### Exercise directions
Lines that hold the word "compliance" should be located and copied.

### Exercise input

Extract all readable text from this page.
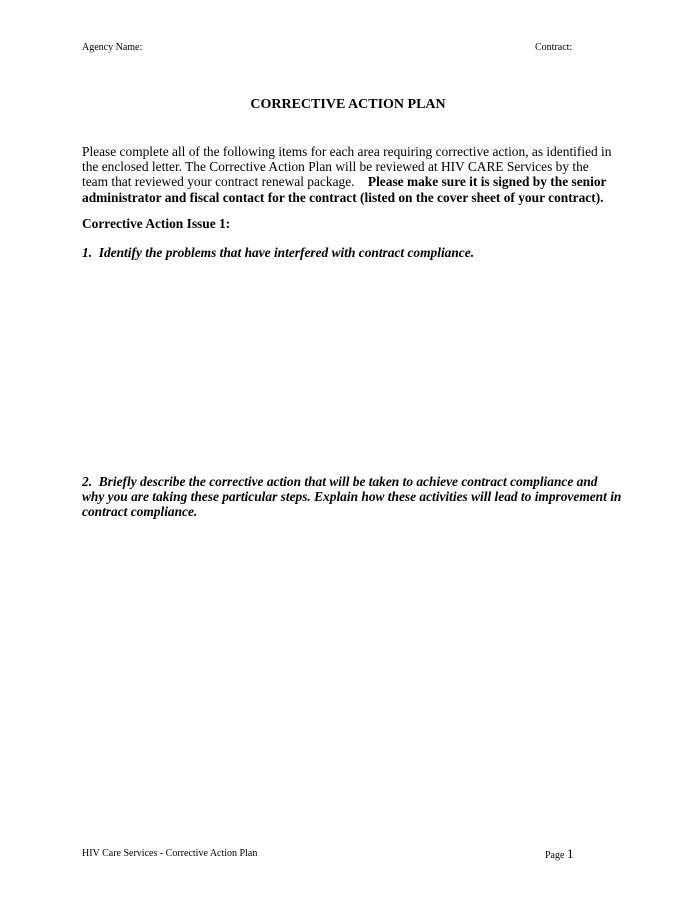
Agency Name:	Contract:
CORRECTIVE ACTION PLAN
Please complete all of the following items for each area requiring corrective action, as identified in the enclosed letter. The Corrective Action Plan will be reviewed at HIV CARE Services by the team that reviewed your contract renewal package. Please make sure it is signed by the senior administrator and fiscal contact for the contract (listed on the cover sheet of your contract).
Corrective Action Issue 1:
1. Identify the problems that have interfered with contract compliance.
2. Briefly describe the corrective action that will be taken to achieve contract compliance and why you are taking these particular steps. Explain how these activities will lead to improvement in contract compliance.
HIV Care Services - Corrective Action Plan	Page 1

### Final result
1. Identify the problems that have interfered with contract compliance.
2. Briefly describe the corrective action that will be taken to achieve contract compliance and why you are taking these particular steps. Explain how these activities will lead to improvement in contract compliance.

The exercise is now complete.